# Work required
Every line below should be repeated exactly.

━━━ Exercise input

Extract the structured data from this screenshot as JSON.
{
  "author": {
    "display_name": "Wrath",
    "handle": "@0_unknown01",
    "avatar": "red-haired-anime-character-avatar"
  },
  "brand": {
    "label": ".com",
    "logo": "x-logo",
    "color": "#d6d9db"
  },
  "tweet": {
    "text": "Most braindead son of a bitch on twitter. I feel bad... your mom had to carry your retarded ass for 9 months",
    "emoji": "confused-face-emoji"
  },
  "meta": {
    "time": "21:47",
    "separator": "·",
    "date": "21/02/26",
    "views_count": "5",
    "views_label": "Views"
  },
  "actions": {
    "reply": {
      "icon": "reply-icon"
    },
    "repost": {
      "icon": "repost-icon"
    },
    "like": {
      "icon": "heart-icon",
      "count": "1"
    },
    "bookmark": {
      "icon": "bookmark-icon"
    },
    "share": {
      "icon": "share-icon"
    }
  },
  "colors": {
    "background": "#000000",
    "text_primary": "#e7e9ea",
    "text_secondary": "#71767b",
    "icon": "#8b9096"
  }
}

━━━━━━

# Finished answer
Extract the structured data from this screenshot as JSON.
{
  "author": {
    "display_name": "Wrath",
    "handle": "@0_unknown01",
    "avatar": "red-haired-anime-character-avatar"
  },
  "brand": {
    "label": ".com",
    "logo": "x-logo",
    "color": "#d6d9db"
  },
  "tweet": {
    "text": "Most braindead son of a bitch on twitter. I feel bad... your mom had to carry your retarded ass for 9 months",
    "emoji": "confused-face-emoji"
  },
  "meta": {
    "time": "21:47",
    "separator": "·",
    "date": "21/02/26",
    "views_count": "5",
    "views_label": "Views"
  },
  "actions": {
    "reply": {
      "icon": "reply-icon"
    },
    "repost": {
      "icon": "repost-icon"
    },
    "like": {
      "icon": "heart-icon",
      "count": "1"
    },
    "bookmark": {
      "icon": "bookmark-icon"
    },
    "share": {
      "icon": "share-icon"
    }
  },
  "colors": {
    "background": "#000000",
    "text_primary": "#e7e9ea",
    "text_secondary": "#71767b",
    "icon": "#8b9096"
  }
}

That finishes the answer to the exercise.